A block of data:
################
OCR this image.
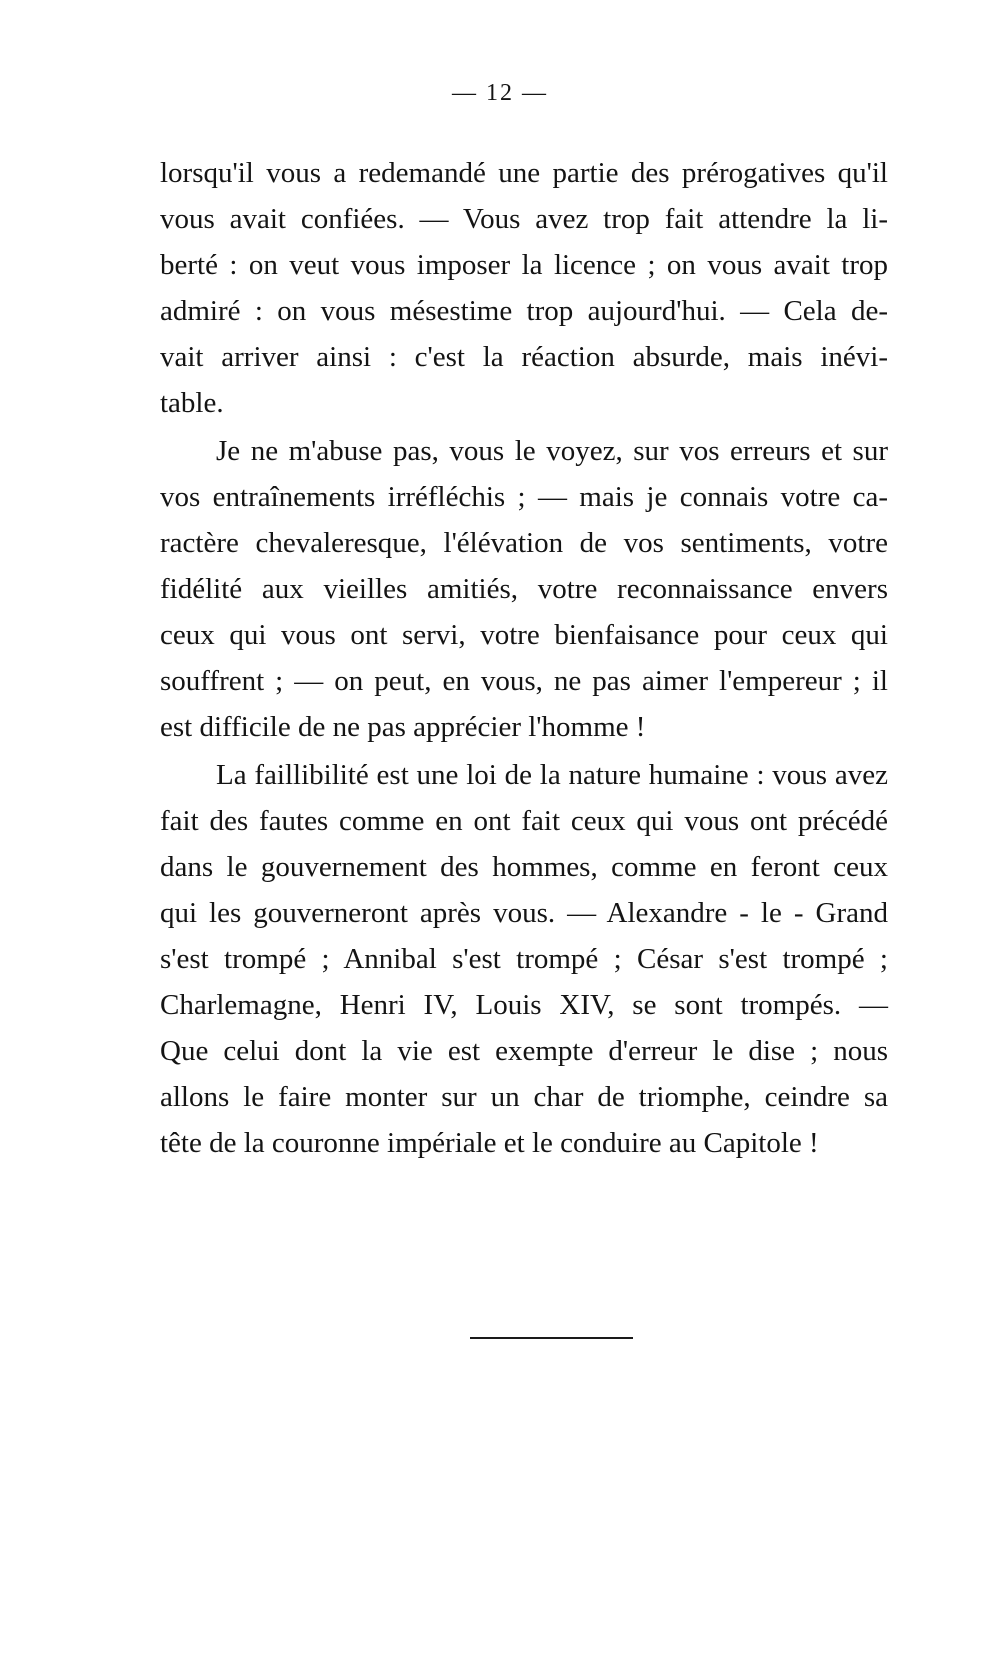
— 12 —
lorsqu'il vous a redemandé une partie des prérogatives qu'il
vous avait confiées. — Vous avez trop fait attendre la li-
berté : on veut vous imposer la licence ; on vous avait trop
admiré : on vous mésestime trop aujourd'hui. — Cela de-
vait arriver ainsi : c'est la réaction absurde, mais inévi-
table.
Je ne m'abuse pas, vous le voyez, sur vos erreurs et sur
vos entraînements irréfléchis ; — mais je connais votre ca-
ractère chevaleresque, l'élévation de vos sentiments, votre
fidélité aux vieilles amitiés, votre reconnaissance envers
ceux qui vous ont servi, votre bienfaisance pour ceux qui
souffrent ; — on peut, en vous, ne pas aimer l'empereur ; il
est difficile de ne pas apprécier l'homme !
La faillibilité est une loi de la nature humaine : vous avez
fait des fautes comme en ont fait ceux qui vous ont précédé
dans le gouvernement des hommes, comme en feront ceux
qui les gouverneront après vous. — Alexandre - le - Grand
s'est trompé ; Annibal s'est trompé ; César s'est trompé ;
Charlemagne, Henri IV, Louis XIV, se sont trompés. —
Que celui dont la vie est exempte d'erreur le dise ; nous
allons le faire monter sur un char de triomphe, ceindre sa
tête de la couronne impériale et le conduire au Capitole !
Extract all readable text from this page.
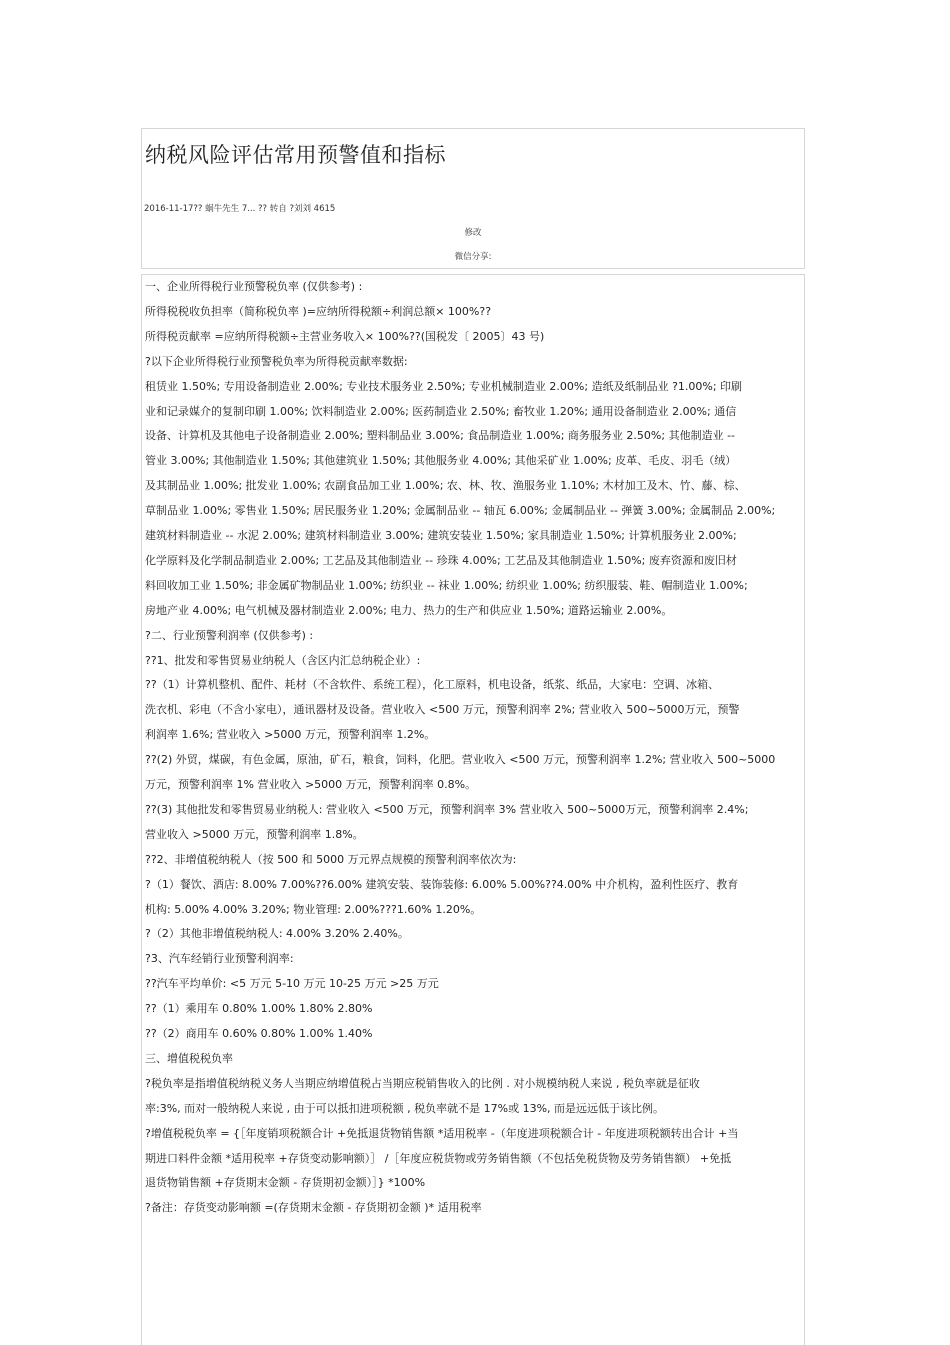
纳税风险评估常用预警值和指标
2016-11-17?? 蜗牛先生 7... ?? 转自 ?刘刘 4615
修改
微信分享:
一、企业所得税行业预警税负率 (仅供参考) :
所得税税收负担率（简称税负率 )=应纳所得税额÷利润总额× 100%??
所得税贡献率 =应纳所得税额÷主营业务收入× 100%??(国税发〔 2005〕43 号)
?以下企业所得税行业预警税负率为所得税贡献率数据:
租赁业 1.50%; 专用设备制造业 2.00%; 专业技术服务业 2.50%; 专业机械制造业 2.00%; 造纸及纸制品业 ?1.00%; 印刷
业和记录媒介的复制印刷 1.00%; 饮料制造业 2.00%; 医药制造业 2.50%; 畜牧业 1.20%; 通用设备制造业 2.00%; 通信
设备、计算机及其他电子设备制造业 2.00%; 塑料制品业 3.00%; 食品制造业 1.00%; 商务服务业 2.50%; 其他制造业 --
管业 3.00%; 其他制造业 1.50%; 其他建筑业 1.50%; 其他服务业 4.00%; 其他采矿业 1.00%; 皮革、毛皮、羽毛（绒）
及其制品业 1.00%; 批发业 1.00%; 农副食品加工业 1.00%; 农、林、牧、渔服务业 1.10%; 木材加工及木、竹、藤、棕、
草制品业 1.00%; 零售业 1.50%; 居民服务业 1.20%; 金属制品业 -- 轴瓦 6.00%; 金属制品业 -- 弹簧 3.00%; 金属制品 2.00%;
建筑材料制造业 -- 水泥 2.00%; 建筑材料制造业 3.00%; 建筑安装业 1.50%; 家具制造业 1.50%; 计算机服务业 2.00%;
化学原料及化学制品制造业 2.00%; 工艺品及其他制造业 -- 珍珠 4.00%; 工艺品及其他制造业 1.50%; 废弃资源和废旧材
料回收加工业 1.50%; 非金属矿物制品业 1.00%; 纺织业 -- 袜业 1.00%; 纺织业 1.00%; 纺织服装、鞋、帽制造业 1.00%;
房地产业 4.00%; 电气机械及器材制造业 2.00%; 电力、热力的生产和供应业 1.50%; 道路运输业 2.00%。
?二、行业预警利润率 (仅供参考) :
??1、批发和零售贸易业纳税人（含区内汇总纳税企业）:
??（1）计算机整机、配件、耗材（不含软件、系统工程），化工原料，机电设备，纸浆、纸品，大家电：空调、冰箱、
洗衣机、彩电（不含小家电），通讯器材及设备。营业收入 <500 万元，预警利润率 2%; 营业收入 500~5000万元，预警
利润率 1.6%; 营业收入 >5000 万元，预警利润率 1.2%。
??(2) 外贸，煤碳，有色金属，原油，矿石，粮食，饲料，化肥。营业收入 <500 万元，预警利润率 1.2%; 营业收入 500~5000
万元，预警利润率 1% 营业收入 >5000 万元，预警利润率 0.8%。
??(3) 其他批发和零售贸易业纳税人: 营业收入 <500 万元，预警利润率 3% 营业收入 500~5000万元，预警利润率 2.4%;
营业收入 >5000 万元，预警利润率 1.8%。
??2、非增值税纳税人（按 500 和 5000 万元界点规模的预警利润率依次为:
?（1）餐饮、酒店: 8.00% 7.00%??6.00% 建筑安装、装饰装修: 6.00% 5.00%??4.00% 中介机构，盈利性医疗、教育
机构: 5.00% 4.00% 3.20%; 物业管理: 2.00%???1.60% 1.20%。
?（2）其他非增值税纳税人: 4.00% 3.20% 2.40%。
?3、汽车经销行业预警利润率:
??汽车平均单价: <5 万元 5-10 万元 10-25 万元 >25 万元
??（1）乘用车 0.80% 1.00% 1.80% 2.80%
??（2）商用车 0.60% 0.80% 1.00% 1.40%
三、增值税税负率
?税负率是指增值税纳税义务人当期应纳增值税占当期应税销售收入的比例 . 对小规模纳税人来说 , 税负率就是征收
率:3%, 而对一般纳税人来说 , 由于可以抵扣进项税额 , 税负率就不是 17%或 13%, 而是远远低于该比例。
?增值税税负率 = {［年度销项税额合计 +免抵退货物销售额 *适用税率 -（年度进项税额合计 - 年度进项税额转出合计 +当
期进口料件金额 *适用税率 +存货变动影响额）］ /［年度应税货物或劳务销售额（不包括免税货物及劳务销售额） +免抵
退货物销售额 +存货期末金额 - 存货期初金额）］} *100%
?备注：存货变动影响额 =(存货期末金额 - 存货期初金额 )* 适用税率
################
Restate the whole of the material word for word without the pictures.

* ANSWER BELOW:
OCR this image.
— 12 —
lorsqu'il vous a redemandé une partie des prérogatives qu'il
vous avait confiées. — Vous avez trop fait attendre la li-
berté : on veut vous imposer la licence ; on vous avait trop
admiré : on vous mésestime trop aujourd'hui. — Cela de-
vait arriver ainsi : c'est la réaction absurde, mais inévi-
table.
Je ne m'abuse pas, vous le voyez, sur vos erreurs et sur
vos entraînements irréfléchis ; — mais je connais votre ca-
ractère chevaleresque, l'élévation de vos sentiments, votre
fidélité aux vieilles amitiés, votre reconnaissance envers
ceux qui vous ont servi, votre bienfaisance pour ceux qui
souffrent ; — on peut, en vous, ne pas aimer l'empereur ; il
est difficile de ne pas apprécier l'homme !
La faillibilité est une loi de la nature humaine : vous avez
fait des fautes comme en ont fait ceux qui vous ont précédé
dans le gouvernement des hommes, comme en feront ceux
qui les gouverneront après vous. — Alexandre - le - Grand
s'est trompé ; Annibal s'est trompé ; César s'est trompé ;
Charlemagne, Henri IV, Louis XIV, se sont trompés. —
Que celui dont la vie est exempte d'erreur le dise ; nous
allons le faire monter sur un char de triomphe, ceindre sa
tête de la couronne impériale et le conduire au Capitole !
Extract all readable text from this page.
纳税风险评估常用预警值和指标
2016-11-17?? 蜗牛先生 7... ?? 转自 ?刘刘 4615
修改
微信分享:
一、企业所得税行业预警税负率 (仅供参考) :
所得税税收负担率（简称税负率 )=应纳所得税额÷利润总额× 100%??
所得税贡献率 =应纳所得税额÷主营业务收入× 100%??(国税发〔 2005〕43 号)
?以下企业所得税行业预警税负率为所得税贡献率数据:
租赁业 1.50%; 专用设备制造业 2.00%; 专业技术服务业 2.50%; 专业机械制造业 2.00%; 造纸及纸制品业 ?1.00%; 印刷
业和记录媒介的复制印刷 1.00%; 饮料制造业 2.00%; 医药制造业 2.50%; 畜牧业 1.20%; 通用设备制造业 2.00%; 通信
设备、计算机及其他电子设备制造业 2.00%; 塑料制品业 3.00%; 食品制造业 1.00%; 商务服务业 2.50%; 其他制造业 --
管业 3.00%; 其他制造业 1.50%; 其他建筑业 1.50%; 其他服务业 4.00%; 其他采矿业 1.00%; 皮革、毛皮、羽毛（绒）
及其制品业 1.00%; 批发业 1.00%; 农副食品加工业 1.00%; 农、林、牧、渔服务业 1.10%; 木材加工及木、竹、藤、棕、
草制品业 1.00%; 零售业 1.50%; 居民服务业 1.20%; 金属制品业 -- 轴瓦 6.00%; 金属制品业 -- 弹簧 3.00%; 金属制品 2.00%;
建筑材料制造业 -- 水泥 2.00%; 建筑材料制造业 3.00%; 建筑安装业 1.50%; 家具制造业 1.50%; 计算机服务业 2.00%;
化学原料及化学制品制造业 2.00%; 工艺品及其他制造业 -- 珍珠 4.00%; 工艺品及其他制造业 1.50%; 废弃资源和废旧材
料回收加工业 1.50%; 非金属矿物制品业 1.00%; 纺织业 -- 袜业 1.00%; 纺织业 1.00%; 纺织服装、鞋、帽制造业 1.00%;
房地产业 4.00%; 电气机械及器材制造业 2.00%; 电力、热力的生产和供应业 1.50%; 道路运输业 2.00%。
?二、行业预警利润率 (仅供参考) :
??1、批发和零售贸易业纳税人（含区内汇总纳税企业）:
??（1）计算机整机、配件、耗材（不含软件、系统工程），化工原料，机电设备，纸浆、纸品，大家电：空调、冰箱、
洗衣机、彩电（不含小家电），通讯器材及设备。营业收入 <500 万元，预警利润率 2%; 营业收入 500~5000万元，预警
利润率 1.6%; 营业收入 >5000 万元，预警利润率 1.2%。
??(2) 外贸，煤碳，有色金属，原油，矿石，粮食，饲料，化肥。营业收入 <500 万元，预警利润率 1.2%; 营业收入 500~5000
万元，预警利润率 1% 营业收入 >5000 万元，预警利润率 0.8%。
??(3) 其他批发和零售贸易业纳税人: 营业收入 <500 万元，预警利润率 3% 营业收入 500~5000万元，预警利润率 2.4%;
营业收入 >5000 万元，预警利润率 1.8%。
??2、非增值税纳税人（按 500 和 5000 万元界点规模的预警利润率依次为:
?（1）餐饮、酒店: 8.00% 7.00%??6.00% 建筑安装、装饰装修: 6.00% 5.00%??4.00% 中介机构，盈利性医疗、教育
机构: 5.00% 4.00% 3.20%; 物业管理: 2.00%???1.60% 1.20%。
?（2）其他非增值税纳税人: 4.00% 3.20% 2.40%。
?3、汽车经销行业预警利润率:
??汽车平均单价: <5 万元 5-10 万元 10-25 万元 >25 万元
??（1）乘用车 0.80% 1.00% 1.80% 2.80%
??（2）商用车 0.60% 0.80% 1.00% 1.40%
三、增值税税负率
?税负率是指增值税纳税义务人当期应纳增值税占当期应税销售收入的比例 . 对小规模纳税人来说 , 税负率就是征收
率:3%, 而对一般纳税人来说 , 由于可以抵扣进项税额 , 税负率就不是 17%或 13%, 而是远远低于该比例。
?增值税税负率 = {［年度销项税额合计 +免抵退货物销售额 *适用税率 -（年度进项税额合计 - 年度进项税额转出合计 +当
期进口料件金额 *适用税率 +存货变动影响额）］ /［年度应税货物或劳务销售额（不包括免税货物及劳务销售额） +免抵
退货物销售额 +存货期末金额 - 存货期初金额）］} *100%
?备注：存货变动影响额 =(存货期末金额 - 存货期初金额 )* 适用税率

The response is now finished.